EXERCISE REQUIREMENTS:
Which lines in the records below contain the word "this"? Copy each one out.

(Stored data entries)

** start **

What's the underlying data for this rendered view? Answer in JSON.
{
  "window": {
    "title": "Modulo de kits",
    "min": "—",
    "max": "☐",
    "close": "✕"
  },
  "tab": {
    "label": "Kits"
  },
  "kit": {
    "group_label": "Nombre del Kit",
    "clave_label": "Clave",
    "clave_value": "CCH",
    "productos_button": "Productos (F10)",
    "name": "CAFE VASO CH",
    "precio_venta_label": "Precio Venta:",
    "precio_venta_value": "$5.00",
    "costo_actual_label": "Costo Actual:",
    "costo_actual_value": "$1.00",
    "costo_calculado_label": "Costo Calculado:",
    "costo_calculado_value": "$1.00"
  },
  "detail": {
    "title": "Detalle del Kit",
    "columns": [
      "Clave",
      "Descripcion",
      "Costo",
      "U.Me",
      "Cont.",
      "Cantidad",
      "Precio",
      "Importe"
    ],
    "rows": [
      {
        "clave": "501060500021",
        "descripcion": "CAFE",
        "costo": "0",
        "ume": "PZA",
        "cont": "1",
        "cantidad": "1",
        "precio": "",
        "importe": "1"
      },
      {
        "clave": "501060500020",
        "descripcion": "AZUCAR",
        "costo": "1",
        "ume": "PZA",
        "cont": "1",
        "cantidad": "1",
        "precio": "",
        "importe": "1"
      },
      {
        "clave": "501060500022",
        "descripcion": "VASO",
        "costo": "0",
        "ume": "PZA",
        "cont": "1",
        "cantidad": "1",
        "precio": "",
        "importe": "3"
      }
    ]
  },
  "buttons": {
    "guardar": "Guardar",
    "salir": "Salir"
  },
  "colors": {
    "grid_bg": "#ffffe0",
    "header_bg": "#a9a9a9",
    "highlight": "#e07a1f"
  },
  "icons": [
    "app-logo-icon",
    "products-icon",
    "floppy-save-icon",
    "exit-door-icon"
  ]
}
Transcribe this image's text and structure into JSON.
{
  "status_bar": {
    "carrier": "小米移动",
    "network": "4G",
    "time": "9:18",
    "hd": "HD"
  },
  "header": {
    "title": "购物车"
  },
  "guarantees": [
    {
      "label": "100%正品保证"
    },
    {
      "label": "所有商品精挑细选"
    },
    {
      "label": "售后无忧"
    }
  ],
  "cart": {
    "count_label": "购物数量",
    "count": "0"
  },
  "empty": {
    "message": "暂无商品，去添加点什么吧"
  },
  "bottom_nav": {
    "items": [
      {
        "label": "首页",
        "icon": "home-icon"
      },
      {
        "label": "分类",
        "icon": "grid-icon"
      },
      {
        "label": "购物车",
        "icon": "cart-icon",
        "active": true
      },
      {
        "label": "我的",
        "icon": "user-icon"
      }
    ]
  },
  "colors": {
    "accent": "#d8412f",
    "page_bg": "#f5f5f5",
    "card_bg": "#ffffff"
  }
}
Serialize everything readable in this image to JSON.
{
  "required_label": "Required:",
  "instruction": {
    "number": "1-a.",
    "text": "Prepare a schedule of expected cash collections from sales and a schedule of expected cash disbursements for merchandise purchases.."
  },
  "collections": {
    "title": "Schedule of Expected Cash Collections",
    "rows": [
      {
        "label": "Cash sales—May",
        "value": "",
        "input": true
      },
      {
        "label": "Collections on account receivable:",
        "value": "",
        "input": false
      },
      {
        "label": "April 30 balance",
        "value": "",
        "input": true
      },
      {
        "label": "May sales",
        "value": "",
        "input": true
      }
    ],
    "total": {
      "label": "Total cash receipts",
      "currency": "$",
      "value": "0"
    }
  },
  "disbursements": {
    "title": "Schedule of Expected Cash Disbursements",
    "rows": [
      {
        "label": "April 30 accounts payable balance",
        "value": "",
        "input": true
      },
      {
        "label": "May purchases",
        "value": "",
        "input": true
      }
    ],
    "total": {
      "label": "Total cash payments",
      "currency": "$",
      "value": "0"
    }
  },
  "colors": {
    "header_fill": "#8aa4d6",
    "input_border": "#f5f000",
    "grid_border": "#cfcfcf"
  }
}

** end **

REPLY:
What's the underlying data for this rendered view? Answer in JSON.
Transcribe this image's text and structure into JSON.
Serialize everything readable in this image to JSON.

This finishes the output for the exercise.